--- Entries shown ---
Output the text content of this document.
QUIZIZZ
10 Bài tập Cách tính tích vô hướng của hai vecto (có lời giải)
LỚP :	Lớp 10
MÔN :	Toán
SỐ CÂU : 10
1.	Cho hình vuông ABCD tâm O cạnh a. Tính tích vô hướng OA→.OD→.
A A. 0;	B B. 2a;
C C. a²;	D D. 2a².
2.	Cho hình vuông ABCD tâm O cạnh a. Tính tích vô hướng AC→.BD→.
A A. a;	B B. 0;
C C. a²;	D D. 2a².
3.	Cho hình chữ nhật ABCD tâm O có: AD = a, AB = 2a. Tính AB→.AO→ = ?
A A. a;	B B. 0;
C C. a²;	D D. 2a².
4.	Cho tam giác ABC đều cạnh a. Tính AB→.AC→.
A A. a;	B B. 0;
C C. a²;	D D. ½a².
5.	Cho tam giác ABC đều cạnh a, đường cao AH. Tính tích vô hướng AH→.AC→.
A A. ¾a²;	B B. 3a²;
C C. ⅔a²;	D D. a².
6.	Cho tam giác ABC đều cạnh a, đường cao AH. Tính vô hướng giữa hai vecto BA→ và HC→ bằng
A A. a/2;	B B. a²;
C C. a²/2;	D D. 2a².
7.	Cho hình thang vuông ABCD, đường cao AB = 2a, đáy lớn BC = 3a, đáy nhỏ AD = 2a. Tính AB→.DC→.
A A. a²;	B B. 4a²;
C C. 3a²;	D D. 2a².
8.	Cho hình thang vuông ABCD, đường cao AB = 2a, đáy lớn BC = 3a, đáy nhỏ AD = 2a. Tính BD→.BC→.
---
Work to complete – Copy out all of the records above with nothing altered.

Written solution –
Output the text content of this document.
QUIZIZZ
10 Bài tập Cách tính tích vô hướng của hai vecto (có lời giải)
LỚP :	Lớp 10
MÔN :	Toán
SỐ CÂU : 10
1.	Cho hình vuông ABCD tâm O cạnh a. Tính tích vô hướng OA→.OD→.
A A. 0;	B B. 2a;
C C. a²;	D D. 2a².
2.	Cho hình vuông ABCD tâm O cạnh a. Tính tích vô hướng AC→.BD→.
A A. a;	B B. 0;
C C. a²;	D D. 2a².
3.	Cho hình chữ nhật ABCD tâm O có: AD = a, AB = 2a. Tính AB→.AO→ = ?
A A. a;	B B. 0;
C C. a²;	D D. 2a².
4.	Cho tam giác ABC đều cạnh a. Tính AB→.AC→.
A A. a;	B B. 0;
C C. a²;	D D. ½a².
5.	Cho tam giác ABC đều cạnh a, đường cao AH. Tính tích vô hướng AH→.AC→.
A A. ¾a²;	B B. 3a²;
C C. ⅔a²;	D D. a².
6.	Cho tam giác ABC đều cạnh a, đường cao AH. Tính vô hướng giữa hai vecto BA→ và HC→ bằng
A A. a/2;	B B. a²;
C C. a²/2;	D D. 2a².
7.	Cho hình thang vuông ABCD, đường cao AB = 2a, đáy lớn BC = 3a, đáy nhỏ AD = 2a. Tính AB→.DC→.
A A. a²;	B B. 4a²;
C C. 3a²;	D D. 2a².
8.	Cho hình thang vuông ABCD, đường cao AB = 2a, đáy lớn BC = 3a, đáy nhỏ AD = 2a. Tính BD→.BC→.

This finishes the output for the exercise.